> _EXERCISE BRIEF_:
Rewrite the material below with every occurrence of "data-point" replaced by "point-marker" and every other line and character unchanged.

> _Listings of elements and regions_:
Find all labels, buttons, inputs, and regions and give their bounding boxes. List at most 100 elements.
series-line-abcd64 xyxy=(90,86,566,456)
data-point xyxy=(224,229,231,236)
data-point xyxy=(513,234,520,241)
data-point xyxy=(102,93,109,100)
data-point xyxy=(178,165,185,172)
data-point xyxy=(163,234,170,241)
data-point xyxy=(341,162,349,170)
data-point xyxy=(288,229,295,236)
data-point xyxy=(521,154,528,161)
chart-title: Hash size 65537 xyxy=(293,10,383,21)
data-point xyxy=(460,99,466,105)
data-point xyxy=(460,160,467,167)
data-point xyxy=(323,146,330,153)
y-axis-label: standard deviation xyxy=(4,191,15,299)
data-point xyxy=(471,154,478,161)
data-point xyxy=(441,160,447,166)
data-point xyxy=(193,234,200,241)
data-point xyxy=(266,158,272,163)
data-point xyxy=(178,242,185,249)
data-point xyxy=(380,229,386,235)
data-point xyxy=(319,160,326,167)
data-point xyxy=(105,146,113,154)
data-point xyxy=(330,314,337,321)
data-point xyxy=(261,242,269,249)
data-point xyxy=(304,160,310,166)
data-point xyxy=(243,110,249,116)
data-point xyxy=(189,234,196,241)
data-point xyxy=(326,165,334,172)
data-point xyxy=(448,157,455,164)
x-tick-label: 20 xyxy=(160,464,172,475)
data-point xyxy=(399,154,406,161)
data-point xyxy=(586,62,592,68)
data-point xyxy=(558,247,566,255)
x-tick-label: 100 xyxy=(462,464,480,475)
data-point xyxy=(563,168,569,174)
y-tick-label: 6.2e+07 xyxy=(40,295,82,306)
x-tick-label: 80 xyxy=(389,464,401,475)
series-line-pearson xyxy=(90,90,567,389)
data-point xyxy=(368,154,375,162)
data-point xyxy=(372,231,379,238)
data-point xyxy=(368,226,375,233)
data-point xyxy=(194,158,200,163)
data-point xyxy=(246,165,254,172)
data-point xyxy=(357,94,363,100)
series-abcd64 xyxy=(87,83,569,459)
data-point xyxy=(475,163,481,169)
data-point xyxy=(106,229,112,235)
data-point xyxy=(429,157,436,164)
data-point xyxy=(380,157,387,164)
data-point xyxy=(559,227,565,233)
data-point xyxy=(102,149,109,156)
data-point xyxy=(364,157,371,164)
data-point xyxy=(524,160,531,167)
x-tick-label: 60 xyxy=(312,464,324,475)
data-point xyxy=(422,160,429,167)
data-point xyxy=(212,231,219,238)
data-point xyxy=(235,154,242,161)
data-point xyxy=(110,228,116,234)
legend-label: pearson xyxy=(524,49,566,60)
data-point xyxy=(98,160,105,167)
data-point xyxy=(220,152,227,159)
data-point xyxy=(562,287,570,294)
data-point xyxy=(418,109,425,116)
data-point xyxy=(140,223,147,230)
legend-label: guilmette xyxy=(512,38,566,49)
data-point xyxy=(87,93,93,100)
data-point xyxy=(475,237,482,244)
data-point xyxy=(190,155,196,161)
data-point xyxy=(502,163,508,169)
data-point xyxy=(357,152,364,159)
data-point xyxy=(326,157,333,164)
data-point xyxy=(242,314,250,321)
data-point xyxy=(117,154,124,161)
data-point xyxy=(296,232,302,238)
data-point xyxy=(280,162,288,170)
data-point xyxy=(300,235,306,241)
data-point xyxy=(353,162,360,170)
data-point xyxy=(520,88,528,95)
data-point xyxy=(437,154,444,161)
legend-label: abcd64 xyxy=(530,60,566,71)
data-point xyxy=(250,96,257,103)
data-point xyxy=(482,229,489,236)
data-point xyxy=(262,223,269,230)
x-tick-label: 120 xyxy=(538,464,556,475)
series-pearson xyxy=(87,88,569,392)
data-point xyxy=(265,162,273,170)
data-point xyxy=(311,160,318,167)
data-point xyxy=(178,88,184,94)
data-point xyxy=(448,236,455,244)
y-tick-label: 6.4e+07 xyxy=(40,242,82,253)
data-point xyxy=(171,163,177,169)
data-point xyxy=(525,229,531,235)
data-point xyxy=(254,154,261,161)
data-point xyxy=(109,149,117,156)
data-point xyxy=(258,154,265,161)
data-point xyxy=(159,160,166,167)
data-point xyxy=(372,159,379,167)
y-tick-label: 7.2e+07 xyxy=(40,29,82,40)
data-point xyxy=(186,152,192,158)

> _RESULT_:
Find all labels, buttons, inputs, and regions and give their bounding boxes. List at most 100 elements.
series-line-abcd64 xyxy=(90,86,566,456)
point-marker xyxy=(224,229,231,236)
point-marker xyxy=(513,234,520,241)
point-marker xyxy=(102,93,109,100)
point-marker xyxy=(178,165,185,172)
point-marker xyxy=(163,234,170,241)
point-marker xyxy=(341,162,349,170)
point-marker xyxy=(288,229,295,236)
point-marker xyxy=(521,154,528,161)
chart-title: Hash size 65537 xyxy=(293,10,383,21)
point-marker xyxy=(460,99,466,105)
point-marker xyxy=(460,160,467,167)
point-marker xyxy=(323,146,330,153)
y-axis-label: standard deviation xyxy=(4,191,15,299)
point-marker xyxy=(471,154,478,161)
point-marker xyxy=(441,160,447,166)
point-marker xyxy=(193,234,200,241)
point-marker xyxy=(266,158,272,163)
point-marker xyxy=(178,242,185,249)
point-marker xyxy=(380,229,386,235)
point-marker xyxy=(319,160,326,167)
point-marker xyxy=(105,146,113,154)
point-marker xyxy=(330,314,337,321)
point-marker xyxy=(261,242,269,249)
point-marker xyxy=(304,160,310,166)
point-marker xyxy=(243,110,249,116)
point-marker xyxy=(189,234,196,241)
point-marker xyxy=(326,165,334,172)
point-marker xyxy=(448,157,455,164)
x-tick-label: 20 xyxy=(160,464,172,475)
point-marker xyxy=(399,154,406,161)
point-marker xyxy=(586,62,592,68)
point-marker xyxy=(558,247,566,255)
x-tick-label: 100 xyxy=(462,464,480,475)
point-marker xyxy=(563,168,569,174)
y-tick-label: 6.2e+07 xyxy=(40,295,82,306)
x-tick-label: 80 xyxy=(389,464,401,475)
series-line-pearson xyxy=(90,90,567,389)
point-marker xyxy=(368,154,375,162)
point-marker xyxy=(372,231,379,238)
point-marker xyxy=(368,226,375,233)
point-marker xyxy=(194,158,200,163)
point-marker xyxy=(246,165,254,172)
point-marker xyxy=(357,94,363,100)
series-abcd64 xyxy=(87,83,569,459)
point-marker xyxy=(475,163,481,169)
point-marker xyxy=(106,229,112,235)
point-marker xyxy=(429,157,436,164)
point-marker xyxy=(380,157,387,164)
point-marker xyxy=(559,227,565,233)
point-marker xyxy=(102,149,109,156)
point-marker xyxy=(364,157,371,164)
point-marker xyxy=(524,160,531,167)
x-tick-label: 60 xyxy=(312,464,324,475)
point-marker xyxy=(422,160,429,167)
point-marker xyxy=(212,231,219,238)
point-marker xyxy=(235,154,242,161)
point-marker xyxy=(110,228,116,234)
legend-label: pearson xyxy=(524,49,566,60)
point-marker xyxy=(98,160,105,167)
point-marker xyxy=(220,152,227,159)
point-marker xyxy=(562,287,570,294)
point-marker xyxy=(418,109,425,116)
point-marker xyxy=(140,223,147,230)
legend-label: guilmette xyxy=(512,38,566,49)
point-marker xyxy=(87,93,93,100)
point-marker xyxy=(475,237,482,244)
point-marker xyxy=(190,155,196,161)
point-marker xyxy=(502,163,508,169)
point-marker xyxy=(357,152,364,159)
point-marker xyxy=(326,157,333,164)
point-marker xyxy=(242,314,250,321)
point-marker xyxy=(117,154,124,161)
point-marker xyxy=(296,232,302,238)
point-marker xyxy=(280,162,288,170)
point-marker xyxy=(300,235,306,241)
point-marker xyxy=(353,162,360,170)
point-marker xyxy=(520,88,528,95)
point-marker xyxy=(437,154,444,161)
legend-label: abcd64 xyxy=(530,60,566,71)
point-marker xyxy=(250,96,257,103)
point-marker xyxy=(482,229,489,236)
point-marker xyxy=(262,223,269,230)
x-tick-label: 120 xyxy=(538,464,556,475)
series-pearson xyxy=(87,88,569,392)
point-marker xyxy=(265,162,273,170)
point-marker xyxy=(311,160,318,167)
point-marker xyxy=(178,88,184,94)
point-marker xyxy=(448,236,455,244)
y-tick-label: 6.4e+07 xyxy=(40,242,82,253)
point-marker xyxy=(171,163,177,169)
point-marker xyxy=(525,229,531,235)
point-marker xyxy=(254,154,261,161)
point-marker xyxy=(109,149,117,156)
point-marker xyxy=(258,154,265,161)
point-marker xyxy=(159,160,166,167)
point-marker xyxy=(372,159,379,167)
y-tick-label: 7.2e+07 xyxy=(40,29,82,40)
point-marker xyxy=(186,152,192,158)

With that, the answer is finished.